WHAT YOU ARE ASKED TO DO: The entries below should be output exactly as written.

Collected data entries:

--------

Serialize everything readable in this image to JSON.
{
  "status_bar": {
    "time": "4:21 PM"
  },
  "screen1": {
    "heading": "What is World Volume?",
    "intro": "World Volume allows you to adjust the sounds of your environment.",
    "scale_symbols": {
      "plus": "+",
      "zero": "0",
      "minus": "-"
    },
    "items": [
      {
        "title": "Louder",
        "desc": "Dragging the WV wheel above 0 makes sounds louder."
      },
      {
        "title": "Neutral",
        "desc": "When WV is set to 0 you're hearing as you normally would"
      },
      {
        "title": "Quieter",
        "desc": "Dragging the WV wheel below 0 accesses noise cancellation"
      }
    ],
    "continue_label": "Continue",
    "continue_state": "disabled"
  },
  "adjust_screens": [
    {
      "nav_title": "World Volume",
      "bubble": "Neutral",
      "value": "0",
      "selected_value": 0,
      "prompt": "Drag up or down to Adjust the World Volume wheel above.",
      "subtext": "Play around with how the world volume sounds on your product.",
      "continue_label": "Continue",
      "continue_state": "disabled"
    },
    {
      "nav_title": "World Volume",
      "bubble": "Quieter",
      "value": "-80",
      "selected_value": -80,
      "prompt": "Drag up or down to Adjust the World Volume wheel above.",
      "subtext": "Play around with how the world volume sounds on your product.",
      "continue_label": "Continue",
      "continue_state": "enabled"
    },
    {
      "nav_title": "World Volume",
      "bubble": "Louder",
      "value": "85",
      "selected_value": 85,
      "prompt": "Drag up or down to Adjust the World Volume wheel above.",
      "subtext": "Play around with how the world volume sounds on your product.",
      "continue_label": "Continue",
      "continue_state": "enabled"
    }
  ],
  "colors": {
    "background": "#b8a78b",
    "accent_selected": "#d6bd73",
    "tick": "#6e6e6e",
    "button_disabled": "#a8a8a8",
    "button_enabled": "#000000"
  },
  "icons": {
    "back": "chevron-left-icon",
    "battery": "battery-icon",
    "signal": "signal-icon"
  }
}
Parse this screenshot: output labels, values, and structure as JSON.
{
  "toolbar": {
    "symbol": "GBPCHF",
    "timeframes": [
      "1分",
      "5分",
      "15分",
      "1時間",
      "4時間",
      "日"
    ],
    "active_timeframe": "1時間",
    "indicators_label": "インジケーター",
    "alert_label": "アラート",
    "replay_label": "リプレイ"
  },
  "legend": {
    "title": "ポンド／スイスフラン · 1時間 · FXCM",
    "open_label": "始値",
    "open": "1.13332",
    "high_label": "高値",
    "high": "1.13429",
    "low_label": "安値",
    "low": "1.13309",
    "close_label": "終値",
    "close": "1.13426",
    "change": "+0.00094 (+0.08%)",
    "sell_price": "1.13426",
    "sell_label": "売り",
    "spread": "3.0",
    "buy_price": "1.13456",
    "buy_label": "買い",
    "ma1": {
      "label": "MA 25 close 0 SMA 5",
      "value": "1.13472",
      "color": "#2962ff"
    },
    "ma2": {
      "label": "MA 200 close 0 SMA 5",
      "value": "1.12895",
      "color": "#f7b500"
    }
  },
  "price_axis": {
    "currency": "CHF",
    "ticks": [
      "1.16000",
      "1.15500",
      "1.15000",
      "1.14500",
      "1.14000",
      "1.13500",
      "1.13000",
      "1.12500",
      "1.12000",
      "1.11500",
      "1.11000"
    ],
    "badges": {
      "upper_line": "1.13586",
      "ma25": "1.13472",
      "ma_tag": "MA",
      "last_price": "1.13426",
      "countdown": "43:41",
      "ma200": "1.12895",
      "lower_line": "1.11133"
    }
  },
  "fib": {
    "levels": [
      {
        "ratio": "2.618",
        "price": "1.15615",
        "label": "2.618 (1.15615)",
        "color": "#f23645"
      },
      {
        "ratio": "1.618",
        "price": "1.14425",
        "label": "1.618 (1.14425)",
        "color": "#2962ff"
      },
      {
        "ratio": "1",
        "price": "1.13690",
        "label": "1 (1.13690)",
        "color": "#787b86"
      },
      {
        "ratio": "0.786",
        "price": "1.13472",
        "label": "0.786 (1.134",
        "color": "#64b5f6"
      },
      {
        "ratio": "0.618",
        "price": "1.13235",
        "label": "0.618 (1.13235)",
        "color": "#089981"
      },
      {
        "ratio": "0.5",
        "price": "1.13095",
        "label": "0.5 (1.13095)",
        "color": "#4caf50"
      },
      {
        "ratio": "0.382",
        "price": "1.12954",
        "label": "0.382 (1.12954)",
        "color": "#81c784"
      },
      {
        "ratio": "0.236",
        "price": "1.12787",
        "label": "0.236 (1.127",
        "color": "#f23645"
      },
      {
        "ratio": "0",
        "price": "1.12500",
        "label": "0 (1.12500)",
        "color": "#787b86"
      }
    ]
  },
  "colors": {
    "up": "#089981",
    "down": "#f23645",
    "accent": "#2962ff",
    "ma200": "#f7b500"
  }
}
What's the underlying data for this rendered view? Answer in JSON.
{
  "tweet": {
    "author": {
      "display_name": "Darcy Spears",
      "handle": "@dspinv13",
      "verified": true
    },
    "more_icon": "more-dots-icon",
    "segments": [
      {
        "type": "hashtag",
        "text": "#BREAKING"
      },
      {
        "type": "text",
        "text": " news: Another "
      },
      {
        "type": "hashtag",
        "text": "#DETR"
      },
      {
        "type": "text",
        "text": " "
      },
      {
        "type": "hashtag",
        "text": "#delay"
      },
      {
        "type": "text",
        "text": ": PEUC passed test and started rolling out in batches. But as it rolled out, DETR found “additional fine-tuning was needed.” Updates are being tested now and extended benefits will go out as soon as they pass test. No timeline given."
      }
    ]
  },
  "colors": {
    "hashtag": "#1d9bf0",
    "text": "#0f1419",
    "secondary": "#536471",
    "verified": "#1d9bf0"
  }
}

--------

TASK ANSWER:
Serialize everything readable in this image to JSON.
{
  "status_bar": {
    "time": "4:21 PM"
  },
  "screen1": {
    "heading": "What is World Volume?",
    "intro": "World Volume allows you to adjust the sounds of your environment.",
    "scale_symbols": {
      "plus": "+",
      "zero": "0",
      "minus": "-"
    },
    "items": [
      {
        "title": "Louder",
        "desc": "Dragging the WV wheel above 0 makes sounds louder."
      },
      {
        "title": "Neutral",
        "desc": "When WV is set to 0 you're hearing as you normally would"
      },
      {
        "title": "Quieter",
        "desc": "Dragging the WV wheel below 0 accesses noise cancellation"
      }
    ],
    "continue_label": "Continue",
    "continue_state": "disabled"
  },
  "adjust_screens": [
    {
      "nav_title": "World Volume",
      "bubble": "Neutral",
      "value": "0",
      "selected_value": 0,
      "prompt": "Drag up or down to Adjust the World Volume wheel above.",
      "subtext": "Play around with how the world volume sounds on your product.",
      "continue_label": "Continue",
      "continue_state": "disabled"
    },
    {
      "nav_title": "World Volume",
      "bubble": "Quieter",
      "value": "-80",
      "selected_value": -80,
      "prompt": "Drag up or down to Adjust the World Volume wheel above.",
      "subtext": "Play around with how the world volume sounds on your product.",
      "continue_label": "Continue",
      "continue_state": "enabled"
    },
    {
      "nav_title": "World Volume",
      "bubble": "Louder",
      "value": "85",
      "selected_value": 85,
      "prompt": "Drag up or down to Adjust the World Volume wheel above.",
      "subtext": "Play around with how the world volume sounds on your product.",
      "continue_label": "Continue",
      "continue_state": "enabled"
    }
  ],
  "colors": {
    "background": "#b8a78b",
    "accent_selected": "#d6bd73",
    "tick": "#6e6e6e",
    "button_disabled": "#a8a8a8",
    "button_enabled": "#000000"
  },
  "icons": {
    "back": "chevron-left-icon",
    "battery": "battery-icon",
    "signal": "signal-icon"
  }
}
Parse this screenshot: output labels, values, and structure as JSON.
{
  "toolbar": {
    "symbol": "GBPCHF",
    "timeframes": [
      "1分",
      "5分",
      "15分",
      "1時間",
      "4時間",
      "日"
    ],
    "active_timeframe": "1時間",
    "indicators_label": "インジケーター",
    "alert_label": "アラート",
    "replay_label": "リプレイ"
  },
  "legend": {
    "title": "ポンド／スイスフラン · 1時間 · FXCM",
    "open_label": "始値",
    "open": "1.13332",
    "high_label": "高値",
    "high": "1.13429",
    "low_label": "安値",
    "low": "1.13309",
    "close_label": "終値",
    "close": "1.13426",
    "change": "+0.00094 (+0.08%)",
    "sell_price": "1.13426",
    "sell_label": "売り",
    "spread": "3.0",
    "buy_price": "1.13456",
    "buy_label": "買い",
    "ma1": {
      "label": "MA 25 close 0 SMA 5",
      "value": "1.13472",
      "color": "#2962ff"
    },
    "ma2": {
      "label": "MA 200 close 0 SMA 5",
      "value": "1.12895",
      "color": "#f7b500"
    }
  },
  "price_axis": {
    "currency": "CHF",
    "ticks": [
      "1.16000",
      "1.15500",
      "1.15000",
      "1.14500",
      "1.14000",
      "1.13500",
      "1.13000",
      "1.12500",
      "1.12000",
      "1.11500",
      "1.11000"
    ],
    "badges": {
      "upper_line": "1.13586",
      "ma25": "1.13472",
      "ma_tag": "MA",
      "last_price": "1.13426",
      "countdown": "43:41",
      "ma200": "1.12895",
      "lower_line": "1.11133"
    }
  },
  "fib": {
    "levels": [
      {
        "ratio": "2.618",
        "price": "1.15615",
        "label": "2.618 (1.15615)",
        "color": "#f23645"
      },
      {
        "ratio": "1.618",
        "price": "1.14425",
        "label": "1.618 (1.14425)",
        "color": "#2962ff"
      },
      {
        "ratio": "1",
        "price": "1.13690",
        "label": "1 (1.13690)",
        "color": "#787b86"
      },
      {
        "ratio": "0.786",
        "price": "1.13472",
        "label": "0.786 (1.134",
        "color": "#64b5f6"
      },
      {
        "ratio": "0.618",
        "price": "1.13235",
        "label": "0.618 (1.13235)",
        "color": "#089981"
      },
      {
        "ratio": "0.5",
        "price": "1.13095",
        "label": "0.5 (1.13095)",
        "color": "#4caf50"
      },
      {
        "ratio": "0.382",
        "price": "1.12954",
        "label": "0.382 (1.12954)",
        "color": "#81c784"
      },
      {
        "ratio": "0.236",
        "price": "1.12787",
        "label": "0.236 (1.127",
        "color": "#f23645"
      },
      {
        "ratio": "0",
        "price": "1.12500",
        "label": "0 (1.12500)",
        "color": "#787b86"
      }
    ]
  },
  "colors": {
    "up": "#089981",
    "down": "#f23645",
    "accent": "#2962ff",
    "ma200": "#f7b500"
  }
}
What's the underlying data for this rendered view? Answer in JSON.
{
  "tweet": {
    "author": {
      "display_name": "Darcy Spears",
      "handle": "@dspinv13",
      "verified": true
    },
    "more_icon": "more-dots-icon",
    "segments": [
      {
        "type": "hashtag",
        "text": "#BREAKING"
      },
      {
        "type": "text",
        "text": " news: Another "
      },
      {
        "type": "hashtag",
        "text": "#DETR"
      },
      {
        "type": "text",
        "text": " "
      },
      {
        "type": "hashtag",
        "text": "#delay"
      },
      {
        "type": "text",
        "text": ": PEUC passed test and started rolling out in batches. But as it rolled out, DETR found “additional fine-tuning was needed.” Updates are being tested now and extended benefits will go out as soon as they pass test. No timeline given."
      }
    ]
  },
  "colors": {
    "hashtag": "#1d9bf0",
    "text": "#0f1419",
    "secondary": "#536471",
    "verified": "#1d9bf0"
  }
}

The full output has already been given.